- GIVEN INSTRUCTION: Copy all the material below, exactly as it stands.

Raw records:

┄┄┄┄┄┄┄┄┄┄

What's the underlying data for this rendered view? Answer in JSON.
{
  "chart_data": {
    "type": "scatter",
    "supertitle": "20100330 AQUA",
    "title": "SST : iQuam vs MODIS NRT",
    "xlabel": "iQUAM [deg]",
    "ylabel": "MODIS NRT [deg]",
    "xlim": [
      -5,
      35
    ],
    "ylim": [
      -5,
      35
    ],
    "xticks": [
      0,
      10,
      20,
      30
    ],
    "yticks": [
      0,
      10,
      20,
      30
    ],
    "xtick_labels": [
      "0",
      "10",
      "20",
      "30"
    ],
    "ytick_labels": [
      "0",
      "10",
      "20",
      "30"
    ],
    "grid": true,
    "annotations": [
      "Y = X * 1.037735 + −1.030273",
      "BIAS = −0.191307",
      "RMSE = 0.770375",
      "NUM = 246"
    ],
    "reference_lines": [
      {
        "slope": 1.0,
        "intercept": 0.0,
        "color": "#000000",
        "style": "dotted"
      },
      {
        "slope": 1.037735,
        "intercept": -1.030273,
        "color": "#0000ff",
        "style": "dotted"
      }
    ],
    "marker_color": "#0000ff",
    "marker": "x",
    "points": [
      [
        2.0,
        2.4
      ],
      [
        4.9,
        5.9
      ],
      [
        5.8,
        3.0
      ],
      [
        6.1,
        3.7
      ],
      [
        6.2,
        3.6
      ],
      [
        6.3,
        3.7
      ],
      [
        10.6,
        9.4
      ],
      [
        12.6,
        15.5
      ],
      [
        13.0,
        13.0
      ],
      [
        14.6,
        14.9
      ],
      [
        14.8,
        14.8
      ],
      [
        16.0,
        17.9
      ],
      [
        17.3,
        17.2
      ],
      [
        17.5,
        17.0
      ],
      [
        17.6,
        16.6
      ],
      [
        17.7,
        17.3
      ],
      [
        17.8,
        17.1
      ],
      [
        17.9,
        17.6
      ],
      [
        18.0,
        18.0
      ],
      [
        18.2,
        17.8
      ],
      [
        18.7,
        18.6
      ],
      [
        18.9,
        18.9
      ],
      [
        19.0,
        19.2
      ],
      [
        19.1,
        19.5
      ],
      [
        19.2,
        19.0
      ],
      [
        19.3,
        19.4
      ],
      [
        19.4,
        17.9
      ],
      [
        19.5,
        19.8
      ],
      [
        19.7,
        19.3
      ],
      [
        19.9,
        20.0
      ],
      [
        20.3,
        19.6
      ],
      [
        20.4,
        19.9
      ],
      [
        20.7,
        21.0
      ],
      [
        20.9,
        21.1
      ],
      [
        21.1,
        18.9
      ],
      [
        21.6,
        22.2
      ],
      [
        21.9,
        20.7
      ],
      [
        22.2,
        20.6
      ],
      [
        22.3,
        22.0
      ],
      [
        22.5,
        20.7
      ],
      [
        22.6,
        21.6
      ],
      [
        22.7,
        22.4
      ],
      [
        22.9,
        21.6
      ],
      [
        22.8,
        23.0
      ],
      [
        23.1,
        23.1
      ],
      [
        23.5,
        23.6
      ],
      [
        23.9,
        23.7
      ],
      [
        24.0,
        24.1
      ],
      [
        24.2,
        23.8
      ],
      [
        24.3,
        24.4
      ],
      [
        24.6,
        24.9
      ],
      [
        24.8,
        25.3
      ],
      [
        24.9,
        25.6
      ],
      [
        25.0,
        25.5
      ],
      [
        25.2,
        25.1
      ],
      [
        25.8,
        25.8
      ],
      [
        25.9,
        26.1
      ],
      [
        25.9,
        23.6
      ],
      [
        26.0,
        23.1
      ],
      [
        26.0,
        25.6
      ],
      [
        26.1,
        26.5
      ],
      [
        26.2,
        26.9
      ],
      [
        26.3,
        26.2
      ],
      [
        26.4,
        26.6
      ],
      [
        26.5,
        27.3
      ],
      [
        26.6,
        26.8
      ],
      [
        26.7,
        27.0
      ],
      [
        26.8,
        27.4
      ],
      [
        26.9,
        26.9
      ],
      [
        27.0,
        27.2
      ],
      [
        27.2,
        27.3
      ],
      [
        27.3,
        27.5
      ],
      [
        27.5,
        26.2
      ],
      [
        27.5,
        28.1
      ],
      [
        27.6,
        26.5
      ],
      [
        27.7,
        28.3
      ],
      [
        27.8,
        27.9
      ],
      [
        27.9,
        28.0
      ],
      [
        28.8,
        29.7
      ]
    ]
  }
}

┄┄┄┄┄┄┄┄┄┄

- SOLUTION TO THE PROBLEM:
What's the underlying data for this rendered view? Answer in JSON.
{
  "chart_data": {
    "type": "scatter",
    "supertitle": "20100330 AQUA",
    "title": "SST : iQuam vs MODIS NRT",
    "xlabel": "iQUAM [deg]",
    "ylabel": "MODIS NRT [deg]",
    "xlim": [
      -5,
      35
    ],
    "ylim": [
      -5,
      35
    ],
    "xticks": [
      0,
      10,
      20,
      30
    ],
    "yticks": [
      0,
      10,
      20,
      30
    ],
    "xtick_labels": [
      "0",
      "10",
      "20",
      "30"
    ],
    "ytick_labels": [
      "0",
      "10",
      "20",
      "30"
    ],
    "grid": true,
    "annotations": [
      "Y = X * 1.037735 + −1.030273",
      "BIAS = −0.191307",
      "RMSE = 0.770375",
      "NUM = 246"
    ],
    "reference_lines": [
      {
        "slope": 1.0,
        "intercept": 0.0,
        "color": "#000000",
        "style": "dotted"
      },
      {
        "slope": 1.037735,
        "intercept": -1.030273,
        "color": "#0000ff",
        "style": "dotted"
      }
    ],
    "marker_color": "#0000ff",
    "marker": "x",
    "points": [
      [
        2.0,
        2.4
      ],
      [
        4.9,
        5.9
      ],
      [
        5.8,
        3.0
      ],
      [
        6.1,
        3.7
      ],
      [
        6.2,
        3.6
      ],
      [
        6.3,
        3.7
      ],
      [
        10.6,
        9.4
      ],
      [
        12.6,
        15.5
      ],
      [
        13.0,
        13.0
      ],
      [
        14.6,
        14.9
      ],
      [
        14.8,
        14.8
      ],
      [
        16.0,
        17.9
      ],
      [
        17.3,
        17.2
      ],
      [
        17.5,
        17.0
      ],
      [
        17.6,
        16.6
      ],
      [
        17.7,
        17.3
      ],
      [
        17.8,
        17.1
      ],
      [
        17.9,
        17.6
      ],
      [
        18.0,
        18.0
      ],
      [
        18.2,
        17.8
      ],
      [
        18.7,
        18.6
      ],
      [
        18.9,
        18.9
      ],
      [
        19.0,
        19.2
      ],
      [
        19.1,
        19.5
      ],
      [
        19.2,
        19.0
      ],
      [
        19.3,
        19.4
      ],
      [
        19.4,
        17.9
      ],
      [
        19.5,
        19.8
      ],
      [
        19.7,
        19.3
      ],
      [
        19.9,
        20.0
      ],
      [
        20.3,
        19.6
      ],
      [
        20.4,
        19.9
      ],
      [
        20.7,
        21.0
      ],
      [
        20.9,
        21.1
      ],
      [
        21.1,
        18.9
      ],
      [
        21.6,
        22.2
      ],
      [
        21.9,
        20.7
      ],
      [
        22.2,
        20.6
      ],
      [
        22.3,
        22.0
      ],
      [
        22.5,
        20.7
      ],
      [
        22.6,
        21.6
      ],
      [
        22.7,
        22.4
      ],
      [
        22.9,
        21.6
      ],
      [
        22.8,
        23.0
      ],
      [
        23.1,
        23.1
      ],
      [
        23.5,
        23.6
      ],
      [
        23.9,
        23.7
      ],
      [
        24.0,
        24.1
      ],
      [
        24.2,
        23.8
      ],
      [
        24.3,
        24.4
      ],
      [
        24.6,
        24.9
      ],
      [
        24.8,
        25.3
      ],
      [
        24.9,
        25.6
      ],
      [
        25.0,
        25.5
      ],
      [
        25.2,
        25.1
      ],
      [
        25.8,
        25.8
      ],
      [
        25.9,
        26.1
      ],
      [
        25.9,
        23.6
      ],
      [
        26.0,
        23.1
      ],
      [
        26.0,
        25.6
      ],
      [
        26.1,
        26.5
      ],
      [
        26.2,
        26.9
      ],
      [
        26.3,
        26.2
      ],
      [
        26.4,
        26.6
      ],
      [
        26.5,
        27.3
      ],
      [
        26.6,
        26.8
      ],
      [
        26.7,
        27.0
      ],
      [
        26.8,
        27.4
      ],
      [
        26.9,
        26.9
      ],
      [
        27.0,
        27.2
      ],
      [
        27.2,
        27.3
      ],
      [
        27.3,
        27.5
      ],
      [
        27.5,
        26.2
      ],
      [
        27.5,
        28.1
      ],
      [
        27.6,
        26.5
      ],
      [
        27.7,
        28.3
      ],
      [
        27.8,
        27.9
      ],
      [
        27.9,
        28.0
      ],
      [
        28.8,
        29.7
      ]
    ]
  }
}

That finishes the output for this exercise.